-- BEGIN Material for this task --
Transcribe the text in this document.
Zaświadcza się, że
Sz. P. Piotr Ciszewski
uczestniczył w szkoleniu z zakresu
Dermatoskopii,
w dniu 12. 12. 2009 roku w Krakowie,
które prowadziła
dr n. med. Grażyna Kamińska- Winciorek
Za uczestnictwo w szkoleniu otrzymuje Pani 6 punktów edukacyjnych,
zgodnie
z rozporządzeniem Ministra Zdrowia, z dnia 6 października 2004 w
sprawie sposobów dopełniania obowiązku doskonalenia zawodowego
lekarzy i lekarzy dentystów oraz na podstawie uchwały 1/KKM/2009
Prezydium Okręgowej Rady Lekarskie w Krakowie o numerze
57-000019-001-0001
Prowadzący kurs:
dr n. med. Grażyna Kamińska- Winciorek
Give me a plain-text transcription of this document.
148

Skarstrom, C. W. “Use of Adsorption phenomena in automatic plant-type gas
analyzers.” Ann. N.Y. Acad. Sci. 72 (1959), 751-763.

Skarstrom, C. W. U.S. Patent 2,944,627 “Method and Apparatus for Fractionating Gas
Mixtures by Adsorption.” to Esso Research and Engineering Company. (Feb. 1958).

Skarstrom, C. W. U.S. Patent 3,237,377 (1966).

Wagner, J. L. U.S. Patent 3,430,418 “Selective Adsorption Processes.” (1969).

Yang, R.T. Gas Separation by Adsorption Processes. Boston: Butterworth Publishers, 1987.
-- END Material for this task --
◆ **Aim**:
Copy every line that includes the string "szkoleniu" from the material above.

◆ **Answer below**:
uczestniczył w szkoleniu z zakresu
Za uczestnictwo w szkoleniu otrzymuje Pani 6 punktów edukacyjnych,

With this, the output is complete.